▶ _Task requirements_: Copy out the listing that follows exactly, dropping every picture.
------------------------------------
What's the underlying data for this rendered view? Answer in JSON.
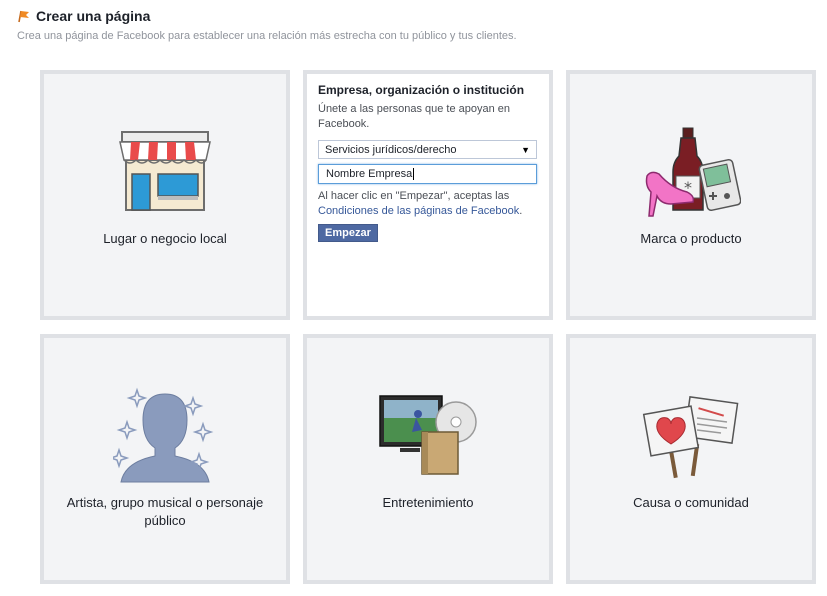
{
  "header": {
    "title": "Crear una página",
    "subtitle": "Crea una página de Facebook para establecer una relación más estrecha con tu público y tus clientes."
  },
  "categories": [
    {
      "label": "Lugar o negocio local",
      "icon": "storefront-icon"
    },
    {
      "label": "Empresa, organización o institución",
      "icon": ""
    },
    {
      "label": "Marca o producto",
      "icon": "brand-products-icon"
    },
    {
      "label": "Artista, grupo musical o personaje público",
      "icon": "artist-silhouette-icon"
    },
    {
      "label": "Entretenimiento",
      "icon": "entertainment-icon"
    },
    {
      "label": "Causa o comunidad",
      "icon": "cause-signs-icon"
    }
  ],
  "form": {
    "title": "Empresa, organización o institución",
    "description": "Únete a las personas que te apoyan en Facebook.",
    "select_value": "Servicios jurídicos/derecho",
    "input_value": "Nombre Empresa",
    "terms_prefix": "Al hacer clic en \"Empezar\", aceptas las",
    "terms_link": "Condiciones de las páginas de Facebook",
    "terms_suffix": ".",
    "button": "Empezar"
  },
  "colors": {
    "accent": "#4e69a2",
    "link": "#365899",
    "card_bg": "#f3f4f6",
    "card_border": "#dfe1e5"
  }
}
------------------------------------
▶ _Result of this exercise_:
What's the underlying data for this rendered view? Answer in JSON.
{
  "header": {
    "title": "Crear una página",
    "subtitle": "Crea una página de Facebook para establecer una relación más estrecha con tu público y tus clientes."
  },
  "categories": [
    {
      "label": "Lugar o negocio local",
      "icon": "storefront-icon"
    },
    {
      "label": "Empresa, organización o institución",
      "icon": ""
    },
    {
      "label": "Marca o producto",
      "icon": "brand-products-icon"
    },
    {
      "label": "Artista, grupo musical o personaje público",
      "icon": "artist-silhouette-icon"
    },
    {
      "label": "Entretenimiento",
      "icon": "entertainment-icon"
    },
    {
      "label": "Causa o comunidad",
      "icon": "cause-signs-icon"
    }
  ],
  "form": {
    "title": "Empresa, organización o institución",
    "description": "Únete a las personas que te apoyan en Facebook.",
    "select_value": "Servicios jurídicos/derecho",
    "input_value": "Nombre Empresa",
    "terms_prefix": "Al hacer clic en \"Empezar\", aceptas las",
    "terms_link": "Condiciones de las páginas de Facebook",
    "terms_suffix": ".",
    "button": "Empezar"
  },
  "colors": {
    "accent": "#4e69a2",
    "link": "#365899",
    "card_bg": "#f3f4f6",
    "card_border": "#dfe1e5"
  }
}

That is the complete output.